*Exercise task:* Count lines holding the string "time" in the data that follows. Reply with one number only.

(Dataset rows)
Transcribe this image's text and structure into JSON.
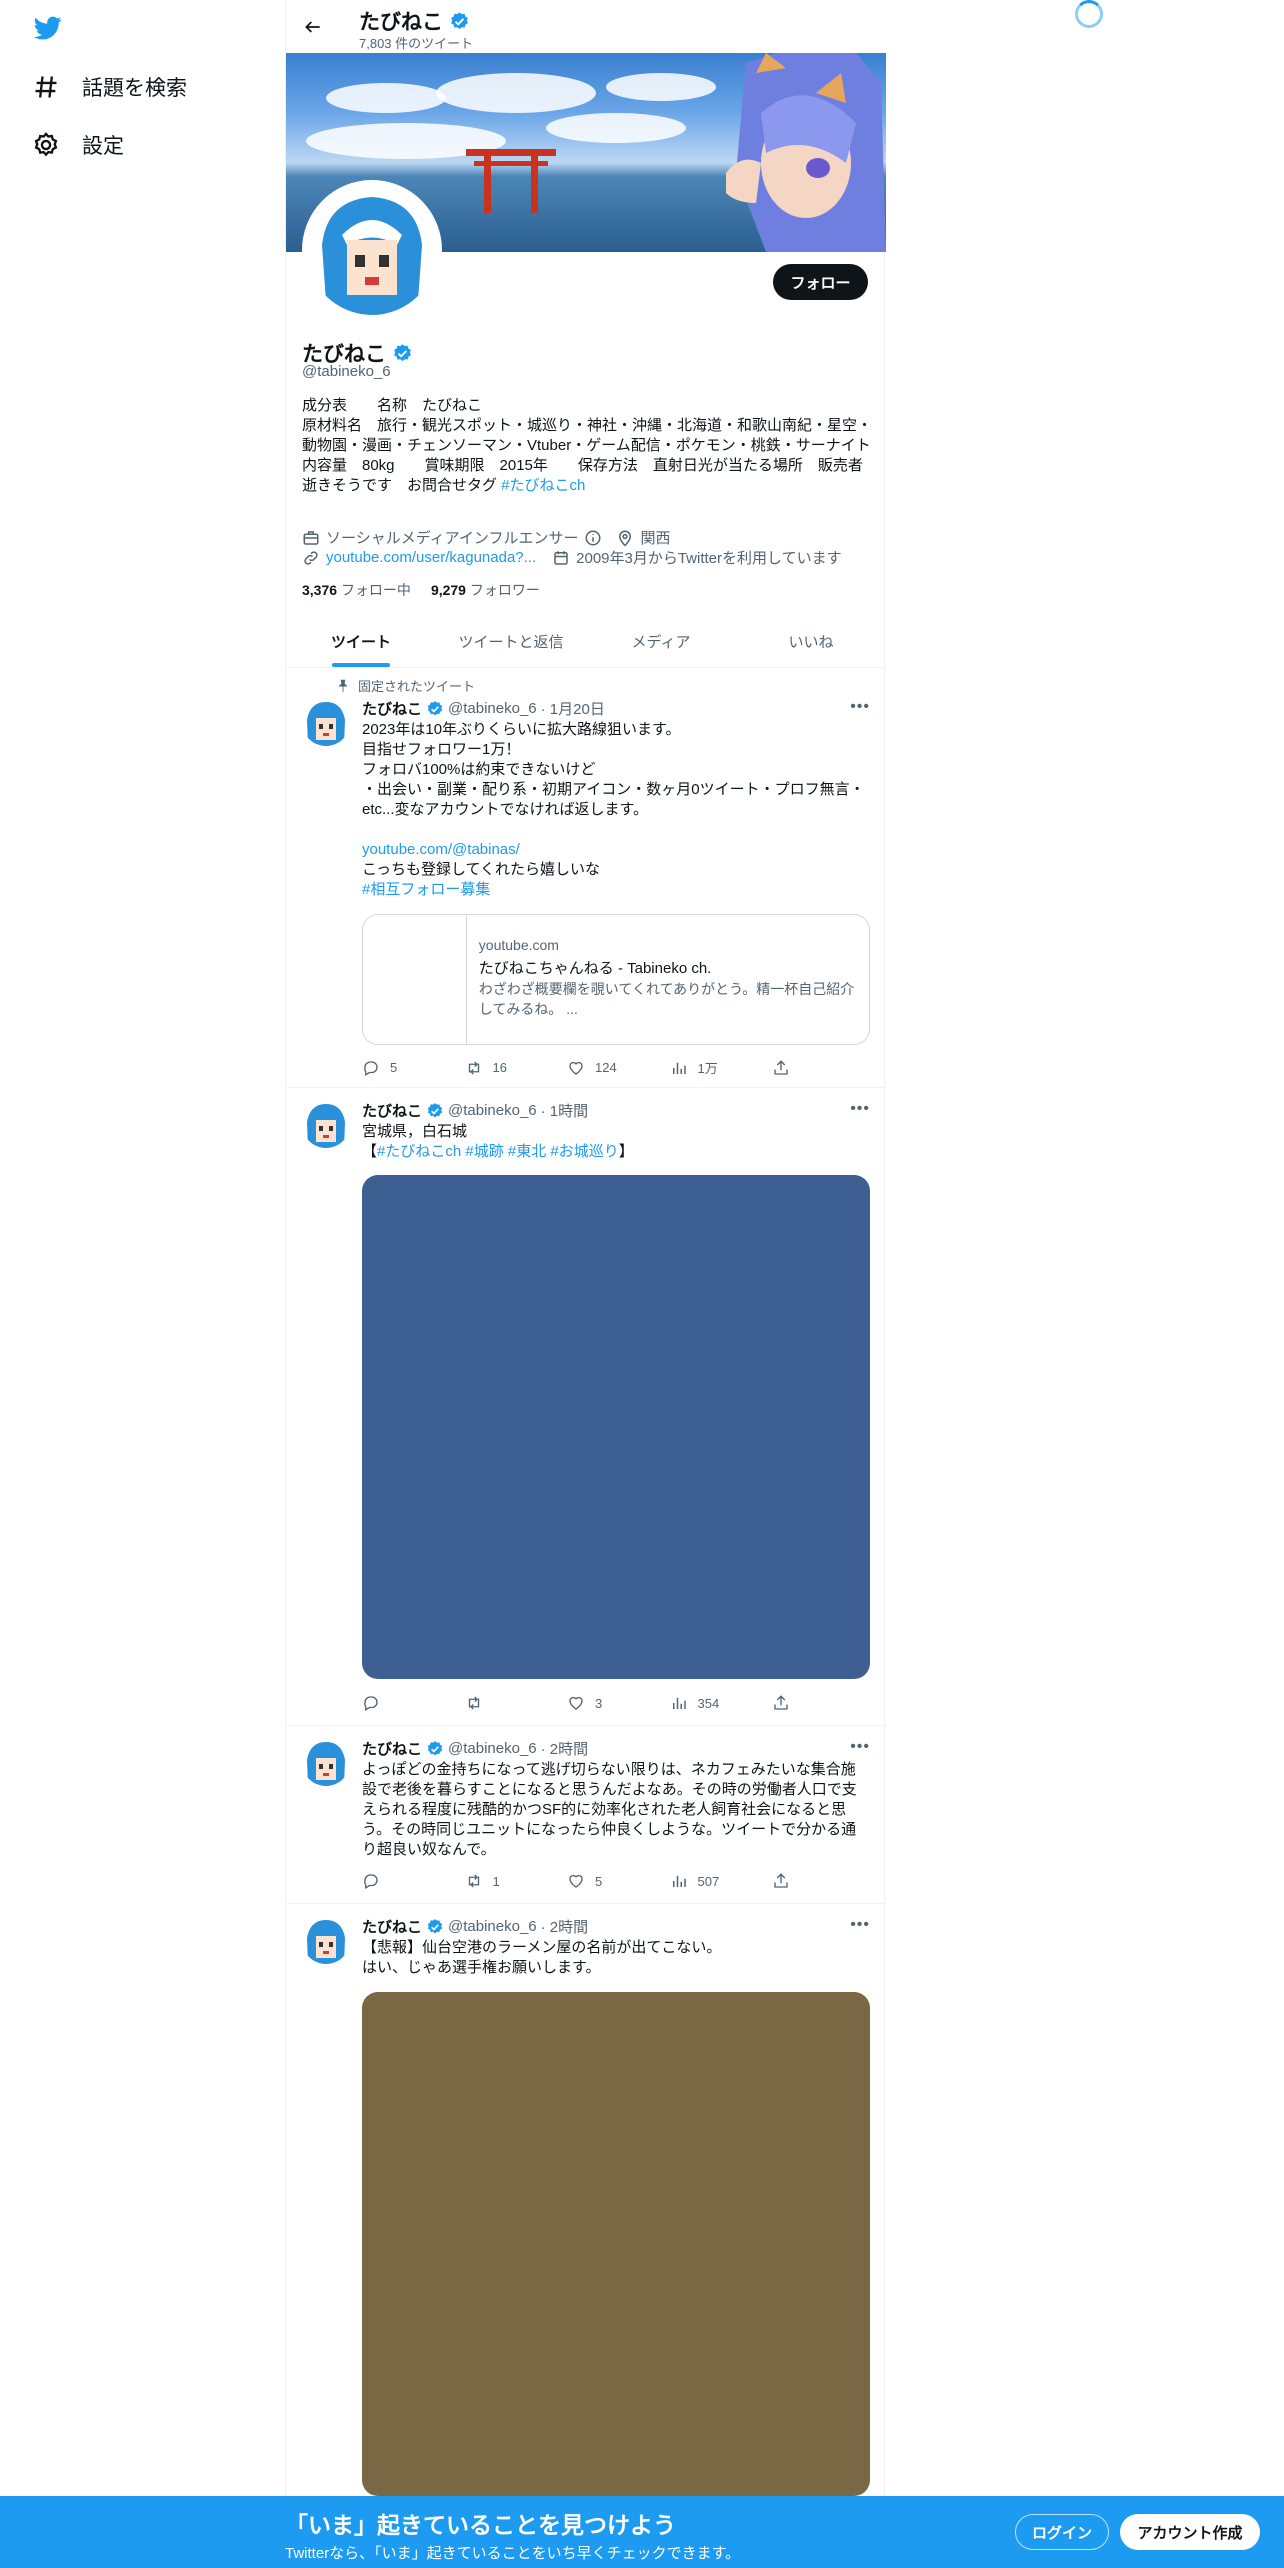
{
  "sidebar": {
    "items": [
      {
        "label": "話題を検索",
        "icon": "hashtag-icon"
      },
      {
        "label": "設定",
        "icon": "gear-icon"
      }
    ]
  },
  "header": {
    "name": "たびねこ",
    "tweet_count": "7,803 件のツイート"
  },
  "profile": {
    "name": "たびねこ",
    "handle": "@tabineko_6",
    "follow_label": "フォロー",
    "bio": "成分表　　名称　たびねこ\n原材料名　旅行・観光スポット・城巡り・神社・沖縄・北海道・和歌山南紀・星空・動物園・漫画・チェンソーマン・Vtuber・ゲーム配信・ポケモン・桃鉄・サーナイト\n内容量　80kg　　賞味期限　2015年　　保存方法　直射日光が当たる場所　販売者　逝きそうです　お問合せタグ ",
    "bio_tag": "#たびねこch",
    "category": "ソーシャルメディアインフルエンサー",
    "location": "関西",
    "url": "youtube.com/user/kagunada?...",
    "joined": "2009年3月からTwitterを利用しています",
    "following_count": "3,376",
    "following_label": "フォロー中",
    "followers_count": "9,279",
    "followers_label": "フォロワー"
  },
  "tabs": [
    "ツイート",
    "ツイートと返信",
    "メディア",
    "いいね"
  ],
  "tweets": [
    {
      "pinned": "固定されたツイート",
      "name": "たびねこ",
      "handle": "@tabineko_6",
      "time": "· 1月20日",
      "text1": "2023年は10年ぶりくらいに拡大路線狙います。\n目指せフォロワー1万！\nフォロバ100%は約束できないけど\n・出会い・副業・配り系・初期アイコン・数ヶ月0ツイート・プロフ無言・etc...変なアカウントでなければ返します。\n",
      "link": "youtube.com/@tabinas/",
      "text2": "こっちも登録してくれたら嬉しいな",
      "tag": "#相互フォロー募集",
      "card": {
        "domain": "youtube.com",
        "title": "たびねこちゃんねる - Tabineko ch.",
        "desc": "わざわざ概要欄を覗いてくれてありがとう。精一杯自己紹介してみるね。 ..."
      },
      "replies": "5",
      "retweets": "16",
      "likes": "124",
      "views": "1万"
    },
    {
      "name": "たびねこ",
      "handle": "@tabineko_6",
      "time": "· 1時間",
      "text1": "宮城県，白石城",
      "tags_prefix": "【",
      "tags": "#たびねこch #城跡 #東北 #お城巡り",
      "tags_suffix": "】",
      "media_color": "#3d5f91",
      "replies": "",
      "retweets": "",
      "likes": "3",
      "views": "354"
    },
    {
      "name": "たびねこ",
      "handle": "@tabineko_6",
      "time": "· 2時間",
      "text1": "よっぽどの金持ちになって逃げ切らない限りは、ネカフェみたいな集合施設で老後を暮らすことになると思うんだよなあ。その時の労働者人口で支えられる程度に残酷的かつSF的に効率化された老人飼育社会になると思う。その時同じユニットになったら仲良くしような。ツイートで分かる通り超良い奴なんで。",
      "replies": "",
      "retweets": "1",
      "likes": "5",
      "views": "507"
    },
    {
      "name": "たびねこ",
      "handle": "@tabineko_6",
      "time": "· 2時間",
      "text1": "【悲報】仙台空港のラーメン屋の名前が出てこない。\nはい、じゃあ選手権お願いします。",
      "media_color": "#7a6845"
    }
  ],
  "bottom_bar": {
    "title": "「いま」起きていることを見つけよう",
    "subtitle": "Twitterなら、「いま」起きていることをいち早くチェックできます。",
    "login": "ログイン",
    "signup": "アカウント作成"
  },
  "colors": {
    "accent": "#1d9bf0",
    "text": "#0f1419",
    "muted": "#536471"
  }
}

*Task output:* 4